### [WHAT NEEDS TO BE DONE]
All entries below need to be written out exactly, but without their pictures.

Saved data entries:
######

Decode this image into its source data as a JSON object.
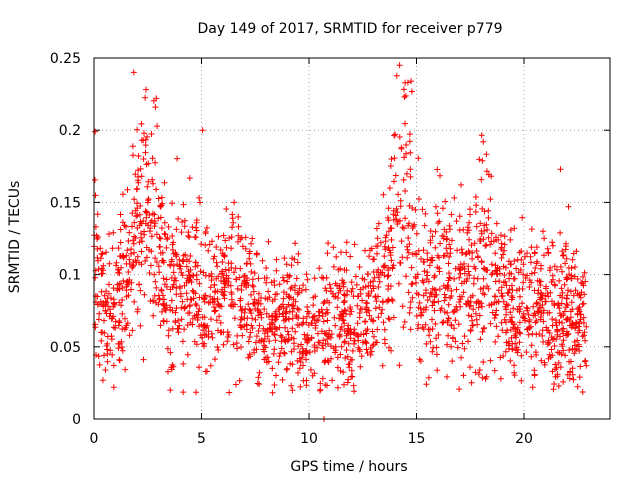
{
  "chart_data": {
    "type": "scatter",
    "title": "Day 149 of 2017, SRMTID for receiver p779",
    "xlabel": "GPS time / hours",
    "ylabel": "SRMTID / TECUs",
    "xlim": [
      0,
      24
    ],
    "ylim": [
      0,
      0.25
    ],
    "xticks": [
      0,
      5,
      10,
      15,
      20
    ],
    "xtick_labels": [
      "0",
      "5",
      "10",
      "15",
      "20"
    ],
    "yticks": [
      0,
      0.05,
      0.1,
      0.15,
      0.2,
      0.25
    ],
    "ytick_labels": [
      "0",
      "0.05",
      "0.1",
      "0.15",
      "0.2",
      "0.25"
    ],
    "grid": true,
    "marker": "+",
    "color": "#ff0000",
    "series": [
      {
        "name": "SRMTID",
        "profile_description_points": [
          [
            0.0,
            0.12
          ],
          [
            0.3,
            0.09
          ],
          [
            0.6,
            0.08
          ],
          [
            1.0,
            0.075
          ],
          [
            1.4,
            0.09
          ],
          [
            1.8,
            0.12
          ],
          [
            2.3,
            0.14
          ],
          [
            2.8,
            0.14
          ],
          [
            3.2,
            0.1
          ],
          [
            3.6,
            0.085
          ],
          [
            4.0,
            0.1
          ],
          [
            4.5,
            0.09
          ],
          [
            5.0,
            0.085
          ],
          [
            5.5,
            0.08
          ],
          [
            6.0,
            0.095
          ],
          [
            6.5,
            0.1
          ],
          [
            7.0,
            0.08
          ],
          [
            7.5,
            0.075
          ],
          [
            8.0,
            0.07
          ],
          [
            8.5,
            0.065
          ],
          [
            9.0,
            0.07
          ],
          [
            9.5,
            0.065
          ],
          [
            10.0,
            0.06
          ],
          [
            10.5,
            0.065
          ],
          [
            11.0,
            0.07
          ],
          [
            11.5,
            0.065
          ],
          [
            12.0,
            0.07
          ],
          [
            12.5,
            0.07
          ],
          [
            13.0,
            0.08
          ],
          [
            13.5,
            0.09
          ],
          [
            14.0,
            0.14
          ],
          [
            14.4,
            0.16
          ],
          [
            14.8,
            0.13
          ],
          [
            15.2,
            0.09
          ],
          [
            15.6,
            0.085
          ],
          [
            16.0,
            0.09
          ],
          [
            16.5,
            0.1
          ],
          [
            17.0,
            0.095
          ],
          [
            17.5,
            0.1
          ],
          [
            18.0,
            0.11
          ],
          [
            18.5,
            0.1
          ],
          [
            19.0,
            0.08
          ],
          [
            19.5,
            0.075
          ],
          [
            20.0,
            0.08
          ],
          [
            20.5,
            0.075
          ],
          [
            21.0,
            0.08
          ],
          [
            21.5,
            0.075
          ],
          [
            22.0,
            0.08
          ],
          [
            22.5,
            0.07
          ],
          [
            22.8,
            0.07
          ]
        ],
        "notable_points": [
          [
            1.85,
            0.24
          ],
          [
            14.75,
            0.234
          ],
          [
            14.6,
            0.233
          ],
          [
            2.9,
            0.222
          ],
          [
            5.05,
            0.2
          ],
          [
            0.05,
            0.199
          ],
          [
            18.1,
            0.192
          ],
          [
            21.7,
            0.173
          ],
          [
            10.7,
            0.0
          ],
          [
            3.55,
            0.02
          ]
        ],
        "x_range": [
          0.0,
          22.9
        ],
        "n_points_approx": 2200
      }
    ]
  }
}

######

### [WORKED SOLUTION]
Decode this image into its source data as a JSON object.
{
  "chart_data": {
    "type": "scatter",
    "title": "Day 149 of 2017, SRMTID for receiver p779",
    "xlabel": "GPS time / hours",
    "ylabel": "SRMTID / TECUs",
    "xlim": [
      0,
      24
    ],
    "ylim": [
      0,
      0.25
    ],
    "xticks": [
      0,
      5,
      10,
      15,
      20
    ],
    "xtick_labels": [
      "0",
      "5",
      "10",
      "15",
      "20"
    ],
    "yticks": [
      0,
      0.05,
      0.1,
      0.15,
      0.2,
      0.25
    ],
    "ytick_labels": [
      "0",
      "0.05",
      "0.1",
      "0.15",
      "0.2",
      "0.25"
    ],
    "grid": true,
    "marker": "+",
    "color": "#ff0000",
    "series": [
      {
        "name": "SRMTID",
        "profile_description_points": [
          [
            0.0,
            0.12
          ],
          [
            0.3,
            0.09
          ],
          [
            0.6,
            0.08
          ],
          [
            1.0,
            0.075
          ],
          [
            1.4,
            0.09
          ],
          [
            1.8,
            0.12
          ],
          [
            2.3,
            0.14
          ],
          [
            2.8,
            0.14
          ],
          [
            3.2,
            0.1
          ],
          [
            3.6,
            0.085
          ],
          [
            4.0,
            0.1
          ],
          [
            4.5,
            0.09
          ],
          [
            5.0,
            0.085
          ],
          [
            5.5,
            0.08
          ],
          [
            6.0,
            0.095
          ],
          [
            6.5,
            0.1
          ],
          [
            7.0,
            0.08
          ],
          [
            7.5,
            0.075
          ],
          [
            8.0,
            0.07
          ],
          [
            8.5,
            0.065
          ],
          [
            9.0,
            0.07
          ],
          [
            9.5,
            0.065
          ],
          [
            10.0,
            0.06
          ],
          [
            10.5,
            0.065
          ],
          [
            11.0,
            0.07
          ],
          [
            11.5,
            0.065
          ],
          [
            12.0,
            0.07
          ],
          [
            12.5,
            0.07
          ],
          [
            13.0,
            0.08
          ],
          [
            13.5,
            0.09
          ],
          [
            14.0,
            0.14
          ],
          [
            14.4,
            0.16
          ],
          [
            14.8,
            0.13
          ],
          [
            15.2,
            0.09
          ],
          [
            15.6,
            0.085
          ],
          [
            16.0,
            0.09
          ],
          [
            16.5,
            0.1
          ],
          [
            17.0,
            0.095
          ],
          [
            17.5,
            0.1
          ],
          [
            18.0,
            0.11
          ],
          [
            18.5,
            0.1
          ],
          [
            19.0,
            0.08
          ],
          [
            19.5,
            0.075
          ],
          [
            20.0,
            0.08
          ],
          [
            20.5,
            0.075
          ],
          [
            21.0,
            0.08
          ],
          [
            21.5,
            0.075
          ],
          [
            22.0,
            0.08
          ],
          [
            22.5,
            0.07
          ],
          [
            22.8,
            0.07
          ]
        ],
        "notable_points": [
          [
            1.85,
            0.24
          ],
          [
            14.75,
            0.234
          ],
          [
            14.6,
            0.233
          ],
          [
            2.9,
            0.222
          ],
          [
            5.05,
            0.2
          ],
          [
            0.05,
            0.199
          ],
          [
            18.1,
            0.192
          ],
          [
            21.7,
            0.173
          ],
          [
            10.7,
            0.0
          ],
          [
            3.55,
            0.02
          ]
        ],
        "x_range": [
          0.0,
          22.9
        ],
        "n_points_approx": 2200
      }
    ]
  }
}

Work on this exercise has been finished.